### [SOURCE MATERIAL]
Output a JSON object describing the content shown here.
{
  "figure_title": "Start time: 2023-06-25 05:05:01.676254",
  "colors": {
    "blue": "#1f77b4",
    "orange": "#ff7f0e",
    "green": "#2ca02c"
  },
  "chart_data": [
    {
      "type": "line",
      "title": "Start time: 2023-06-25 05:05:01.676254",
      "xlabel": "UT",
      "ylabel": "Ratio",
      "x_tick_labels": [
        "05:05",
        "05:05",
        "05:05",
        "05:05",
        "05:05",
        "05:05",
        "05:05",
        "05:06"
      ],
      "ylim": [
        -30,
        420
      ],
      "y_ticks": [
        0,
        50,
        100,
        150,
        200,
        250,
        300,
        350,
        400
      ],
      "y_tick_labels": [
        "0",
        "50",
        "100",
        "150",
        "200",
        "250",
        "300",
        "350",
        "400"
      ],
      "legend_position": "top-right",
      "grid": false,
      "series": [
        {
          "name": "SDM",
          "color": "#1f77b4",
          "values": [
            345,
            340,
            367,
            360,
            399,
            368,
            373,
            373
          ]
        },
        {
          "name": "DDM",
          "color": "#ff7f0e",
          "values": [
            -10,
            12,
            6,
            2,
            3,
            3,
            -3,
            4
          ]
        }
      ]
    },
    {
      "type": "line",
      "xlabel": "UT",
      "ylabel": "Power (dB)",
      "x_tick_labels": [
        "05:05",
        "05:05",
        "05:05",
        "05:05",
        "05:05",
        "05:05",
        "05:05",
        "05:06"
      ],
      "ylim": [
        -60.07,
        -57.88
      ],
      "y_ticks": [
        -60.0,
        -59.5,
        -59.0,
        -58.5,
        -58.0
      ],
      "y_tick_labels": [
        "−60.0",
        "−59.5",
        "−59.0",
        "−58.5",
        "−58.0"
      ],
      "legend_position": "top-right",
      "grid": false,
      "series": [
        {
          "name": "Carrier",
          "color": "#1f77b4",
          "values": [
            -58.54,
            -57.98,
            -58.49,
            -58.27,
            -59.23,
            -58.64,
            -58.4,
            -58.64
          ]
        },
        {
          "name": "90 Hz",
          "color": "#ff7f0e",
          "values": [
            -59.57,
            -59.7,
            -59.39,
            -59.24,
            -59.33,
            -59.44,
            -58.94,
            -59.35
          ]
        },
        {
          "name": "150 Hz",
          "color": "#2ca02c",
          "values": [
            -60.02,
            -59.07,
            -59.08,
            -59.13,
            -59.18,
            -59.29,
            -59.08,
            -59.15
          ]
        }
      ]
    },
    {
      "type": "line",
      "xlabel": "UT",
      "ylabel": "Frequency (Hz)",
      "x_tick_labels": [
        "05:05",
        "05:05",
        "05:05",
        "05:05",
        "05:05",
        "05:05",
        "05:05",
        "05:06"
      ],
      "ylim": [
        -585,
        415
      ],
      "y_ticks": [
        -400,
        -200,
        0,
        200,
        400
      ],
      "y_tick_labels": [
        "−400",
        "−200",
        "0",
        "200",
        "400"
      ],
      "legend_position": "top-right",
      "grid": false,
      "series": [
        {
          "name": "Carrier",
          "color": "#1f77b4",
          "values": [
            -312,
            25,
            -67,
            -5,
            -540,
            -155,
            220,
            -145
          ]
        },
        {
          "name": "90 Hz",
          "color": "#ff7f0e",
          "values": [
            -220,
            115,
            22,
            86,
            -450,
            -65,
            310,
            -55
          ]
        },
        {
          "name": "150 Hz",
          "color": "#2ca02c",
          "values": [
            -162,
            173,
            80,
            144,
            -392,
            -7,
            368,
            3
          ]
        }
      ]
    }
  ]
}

### [YOUR INSTRUCTIONS]
Write all of the records out again exactly.

### [ANSWER TO THE TASK]
Output a JSON object describing the content shown here.
{
  "figure_title": "Start time: 2023-06-25 05:05:01.676254",
  "colors": {
    "blue": "#1f77b4",
    "orange": "#ff7f0e",
    "green": "#2ca02c"
  },
  "chart_data": [
    {
      "type": "line",
      "title": "Start time: 2023-06-25 05:05:01.676254",
      "xlabel": "UT",
      "ylabel": "Ratio",
      "x_tick_labels": [
        "05:05",
        "05:05",
        "05:05",
        "05:05",
        "05:05",
        "05:05",
        "05:05",
        "05:06"
      ],
      "ylim": [
        -30,
        420
      ],
      "y_ticks": [
        0,
        50,
        100,
        150,
        200,
        250,
        300,
        350,
        400
      ],
      "y_tick_labels": [
        "0",
        "50",
        "100",
        "150",
        "200",
        "250",
        "300",
        "350",
        "400"
      ],
      "legend_position": "top-right",
      "grid": false,
      "series": [
        {
          "name": "SDM",
          "color": "#1f77b4",
          "values": [
            345,
            340,
            367,
            360,
            399,
            368,
            373,
            373
          ]
        },
        {
          "name": "DDM",
          "color": "#ff7f0e",
          "values": [
            -10,
            12,
            6,
            2,
            3,
            3,
            -3,
            4
          ]
        }
      ]
    },
    {
      "type": "line",
      "xlabel": "UT",
      "ylabel": "Power (dB)",
      "x_tick_labels": [
        "05:05",
        "05:05",
        "05:05",
        "05:05",
        "05:05",
        "05:05",
        "05:05",
        "05:06"
      ],
      "ylim": [
        -60.07,
        -57.88
      ],
      "y_ticks": [
        -60.0,
        -59.5,
        -59.0,
        -58.5,
        -58.0
      ],
      "y_tick_labels": [
        "−60.0",
        "−59.5",
        "−59.0",
        "−58.5",
        "−58.0"
      ],
      "legend_position": "top-right",
      "grid": false,
      "series": [
        {
          "name": "Carrier",
          "color": "#1f77b4",
          "values": [
            -58.54,
            -57.98,
            -58.49,
            -58.27,
            -59.23,
            -58.64,
            -58.4,
            -58.64
          ]
        },
        {
          "name": "90 Hz",
          "color": "#ff7f0e",
          "values": [
            -59.57,
            -59.7,
            -59.39,
            -59.24,
            -59.33,
            -59.44,
            -58.94,
            -59.35
          ]
        },
        {
          "name": "150 Hz",
          "color": "#2ca02c",
          "values": [
            -60.02,
            -59.07,
            -59.08,
            -59.13,
            -59.18,
            -59.29,
            -59.08,
            -59.15
          ]
        }
      ]
    },
    {
      "type": "line",
      "xlabel": "UT",
      "ylabel": "Frequency (Hz)",
      "x_tick_labels": [
        "05:05",
        "05:05",
        "05:05",
        "05:05",
        "05:05",
        "05:05",
        "05:05",
        "05:06"
      ],
      "ylim": [
        -585,
        415
      ],
      "y_ticks": [
        -400,
        -200,
        0,
        200,
        400
      ],
      "y_tick_labels": [
        "−400",
        "−200",
        "0",
        "200",
        "400"
      ],
      "legend_position": "top-right",
      "grid": false,
      "series": [
        {
          "name": "Carrier",
          "color": "#1f77b4",
          "values": [
            -312,
            25,
            -67,
            -5,
            -540,
            -155,
            220,
            -145
          ]
        },
        {
          "name": "90 Hz",
          "color": "#ff7f0e",
          "values": [
            -220,
            115,
            22,
            86,
            -450,
            -65,
            310,
            -55
          ]
        },
        {
          "name": "150 Hz",
          "color": "#2ca02c",
          "values": [
            -162,
            173,
            80,
            144,
            -392,
            -7,
            368,
            3
          ]
        }
      ]
    }
  ]
}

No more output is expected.